Data for processing:
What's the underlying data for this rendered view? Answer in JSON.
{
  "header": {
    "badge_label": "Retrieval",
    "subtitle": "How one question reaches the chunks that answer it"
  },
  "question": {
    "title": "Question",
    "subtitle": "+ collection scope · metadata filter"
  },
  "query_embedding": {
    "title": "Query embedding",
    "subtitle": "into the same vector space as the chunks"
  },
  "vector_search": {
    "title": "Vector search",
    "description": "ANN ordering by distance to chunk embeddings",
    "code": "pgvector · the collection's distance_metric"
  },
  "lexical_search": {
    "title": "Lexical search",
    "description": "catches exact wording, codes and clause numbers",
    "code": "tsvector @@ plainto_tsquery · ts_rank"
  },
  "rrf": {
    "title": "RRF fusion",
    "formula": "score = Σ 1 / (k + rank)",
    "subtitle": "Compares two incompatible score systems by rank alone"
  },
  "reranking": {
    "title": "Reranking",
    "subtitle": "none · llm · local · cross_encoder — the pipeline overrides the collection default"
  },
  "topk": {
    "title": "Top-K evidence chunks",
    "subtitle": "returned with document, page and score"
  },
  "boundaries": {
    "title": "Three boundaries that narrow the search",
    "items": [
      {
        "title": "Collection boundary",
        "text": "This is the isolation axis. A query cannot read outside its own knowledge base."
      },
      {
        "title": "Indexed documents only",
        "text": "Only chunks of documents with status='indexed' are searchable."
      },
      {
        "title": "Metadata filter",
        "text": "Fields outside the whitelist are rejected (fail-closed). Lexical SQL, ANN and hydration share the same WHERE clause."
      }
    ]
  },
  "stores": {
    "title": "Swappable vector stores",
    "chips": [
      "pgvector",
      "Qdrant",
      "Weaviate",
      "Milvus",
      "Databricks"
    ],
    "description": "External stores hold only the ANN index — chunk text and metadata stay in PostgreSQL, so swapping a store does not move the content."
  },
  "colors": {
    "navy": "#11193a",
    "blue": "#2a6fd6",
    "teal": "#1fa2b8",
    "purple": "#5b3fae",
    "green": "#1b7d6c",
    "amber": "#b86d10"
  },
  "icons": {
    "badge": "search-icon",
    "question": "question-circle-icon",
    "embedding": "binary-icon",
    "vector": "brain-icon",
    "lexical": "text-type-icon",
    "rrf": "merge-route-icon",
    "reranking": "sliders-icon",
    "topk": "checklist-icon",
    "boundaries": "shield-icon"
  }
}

Directive: Please set down the whole listing above without altering a single line.

Result of this exercise:
What's the underlying data for this rendered view? Answer in JSON.
{
  "header": {
    "badge_label": "Retrieval",
    "subtitle": "How one question reaches the chunks that answer it"
  },
  "question": {
    "title": "Question",
    "subtitle": "+ collection scope · metadata filter"
  },
  "query_embedding": {
    "title": "Query embedding",
    "subtitle": "into the same vector space as the chunks"
  },
  "vector_search": {
    "title": "Vector search",
    "description": "ANN ordering by distance to chunk embeddings",
    "code": "pgvector · the collection's distance_metric"
  },
  "lexical_search": {
    "title": "Lexical search",
    "description": "catches exact wording, codes and clause numbers",
    "code": "tsvector @@ plainto_tsquery · ts_rank"
  },
  "rrf": {
    "title": "RRF fusion",
    "formula": "score = Σ 1 / (k + rank)",
    "subtitle": "Compares two incompatible score systems by rank alone"
  },
  "reranking": {
    "title": "Reranking",
    "subtitle": "none · llm · local · cross_encoder — the pipeline overrides the collection default"
  },
  "topk": {
    "title": "Top-K evidence chunks",
    "subtitle": "returned with document, page and score"
  },
  "boundaries": {
    "title": "Three boundaries that narrow the search",
    "items": [
      {
        "title": "Collection boundary",
        "text": "This is the isolation axis. A query cannot read outside its own knowledge base."
      },
      {
        "title": "Indexed documents only",
        "text": "Only chunks of documents with status='indexed' are searchable."
      },
      {
        "title": "Metadata filter",
        "text": "Fields outside the whitelist are rejected (fail-closed). Lexical SQL, ANN and hydration share the same WHERE clause."
      }
    ]
  },
  "stores": {
    "title": "Swappable vector stores",
    "chips": [
      "pgvector",
      "Qdrant",
      "Weaviate",
      "Milvus",
      "Databricks"
    ],
    "description": "External stores hold only the ANN index — chunk text and metadata stay in PostgreSQL, so swapping a store does not move the content."
  },
  "colors": {
    "navy": "#11193a",
    "blue": "#2a6fd6",
    "teal": "#1fa2b8",
    "purple": "#5b3fae",
    "green": "#1b7d6c",
    "amber": "#b86d10"
  },
  "icons": {
    "badge": "search-icon",
    "question": "question-circle-icon",
    "embedding": "binary-icon",
    "vector": "brain-icon",
    "lexical": "text-type-icon",
    "rrf": "merge-route-icon",
    "reranking": "sliders-icon",
    "topk": "checklist-icon",
    "boundaries": "shield-icon"
  }
}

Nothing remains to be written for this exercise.